Transcribe sin cambios el fragmento del texto sobre la publicidad que aparece más abajo, entre "Y no es extraño" y "lados a la vez.", ambos incluidos.

◆ **Texto proporcionado**:
==================================================
IGOR FERNÁNDEZ
PSICOLOGÍA

Defensa del ahora

En estas fechas, encender la televisión o pasear por internet tiene un denominador común: la aparición incesante de anuncios, de mensajes que nos animan a gastar nuestro dinero en una suerte de objetos o servicios que supuestamente nos van a hacer más felices. Este intento probablemente sea algo de lo que todos nos percatemos; entendemos que quien está al otro lado de ese mensaje no es alguien que pretende altruistamente hacernos la vida más fácil, cuidarnos, o ayudarnos a sentir que la vida merece la pena, sino más bien alguien que simplemente trata de convencernos para que compremos lo que vende, que intercambiemos el resultado de nuestro esfuerzo por algo que puede cubrir una necesidad, un deseo o simplemente ninguno de los dos, pero lo parece.

Y no es extraño que funcione. Algunas de las marcas más influyentes del mundo, sobre todo las relacionadas con la tecnología y que necesitan de nuestra interacción directa –comprando aparatos y servicios–, nos seducen con un mensaje implícito en prácticamente todos sus productos: la consecución de la popularidad y el ahorro de tiempo o la inmediatez. Llevamos en nuestras manos un aparato, el móvil, que recoge todo aquello que le damos y lo envía al otro lado del mundo o a muchos lados a la vez.
==================================================
◆ **Líneas enumeradas**:
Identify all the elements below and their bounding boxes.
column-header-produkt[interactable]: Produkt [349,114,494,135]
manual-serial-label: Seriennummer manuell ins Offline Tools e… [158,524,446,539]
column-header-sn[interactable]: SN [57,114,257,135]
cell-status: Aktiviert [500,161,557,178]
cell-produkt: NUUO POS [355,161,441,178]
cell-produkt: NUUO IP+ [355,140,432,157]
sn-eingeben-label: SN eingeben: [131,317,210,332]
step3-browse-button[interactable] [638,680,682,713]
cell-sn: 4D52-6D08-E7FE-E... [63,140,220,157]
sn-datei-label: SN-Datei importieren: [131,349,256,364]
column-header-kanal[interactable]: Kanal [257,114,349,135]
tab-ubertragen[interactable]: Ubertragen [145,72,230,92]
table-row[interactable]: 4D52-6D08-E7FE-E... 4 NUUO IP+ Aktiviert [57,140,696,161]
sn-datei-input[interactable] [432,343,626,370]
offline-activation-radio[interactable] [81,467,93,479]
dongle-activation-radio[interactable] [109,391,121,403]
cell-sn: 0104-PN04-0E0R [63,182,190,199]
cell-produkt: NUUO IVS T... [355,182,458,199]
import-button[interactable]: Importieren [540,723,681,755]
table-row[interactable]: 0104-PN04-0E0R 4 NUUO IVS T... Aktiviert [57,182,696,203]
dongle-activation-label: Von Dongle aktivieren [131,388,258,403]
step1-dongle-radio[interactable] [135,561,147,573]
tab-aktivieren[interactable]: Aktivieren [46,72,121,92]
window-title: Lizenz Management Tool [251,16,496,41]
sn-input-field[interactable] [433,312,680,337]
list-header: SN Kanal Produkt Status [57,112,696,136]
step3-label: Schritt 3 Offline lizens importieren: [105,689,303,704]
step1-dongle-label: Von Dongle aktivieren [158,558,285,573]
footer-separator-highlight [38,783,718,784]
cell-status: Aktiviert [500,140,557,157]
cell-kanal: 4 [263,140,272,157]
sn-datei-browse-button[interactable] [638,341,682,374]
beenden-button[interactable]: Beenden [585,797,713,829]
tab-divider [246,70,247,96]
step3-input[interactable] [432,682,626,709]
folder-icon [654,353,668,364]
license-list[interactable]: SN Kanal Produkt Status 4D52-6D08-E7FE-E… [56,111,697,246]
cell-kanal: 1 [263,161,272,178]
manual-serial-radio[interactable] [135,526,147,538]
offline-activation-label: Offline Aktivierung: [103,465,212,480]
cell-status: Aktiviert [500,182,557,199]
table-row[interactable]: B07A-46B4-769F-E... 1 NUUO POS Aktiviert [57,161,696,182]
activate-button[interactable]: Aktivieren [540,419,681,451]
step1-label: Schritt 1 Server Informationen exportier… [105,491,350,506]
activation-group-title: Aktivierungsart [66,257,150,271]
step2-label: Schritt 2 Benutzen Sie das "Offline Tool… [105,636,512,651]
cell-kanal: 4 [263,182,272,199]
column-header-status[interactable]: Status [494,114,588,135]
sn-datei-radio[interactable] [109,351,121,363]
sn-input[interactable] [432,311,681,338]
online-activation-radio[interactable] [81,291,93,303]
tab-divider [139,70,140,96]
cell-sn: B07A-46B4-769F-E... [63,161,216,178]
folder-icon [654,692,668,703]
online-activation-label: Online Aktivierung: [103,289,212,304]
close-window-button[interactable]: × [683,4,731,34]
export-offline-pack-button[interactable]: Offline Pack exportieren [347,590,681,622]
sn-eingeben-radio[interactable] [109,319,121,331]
==================================================
◆ **Resultado del ejercicio**:
Y no es extraño que funcione. Algunas de las marcas más influyentes del mundo, sobre todo las relacionadas con la tecnología y que necesitan de nuestra interacción directa –comprando aparatos y servicios–, nos seducen con un mensaje implícito en prácticamente todos sus productos: la consecución de la popularidad y el ahorro de tiempo o la inmediatez. Llevamos en nuestras manos un aparato, el móvil, que recoge todo aquello que le damos y lo envía al otro lado del mundo o a muchos lados a la vez.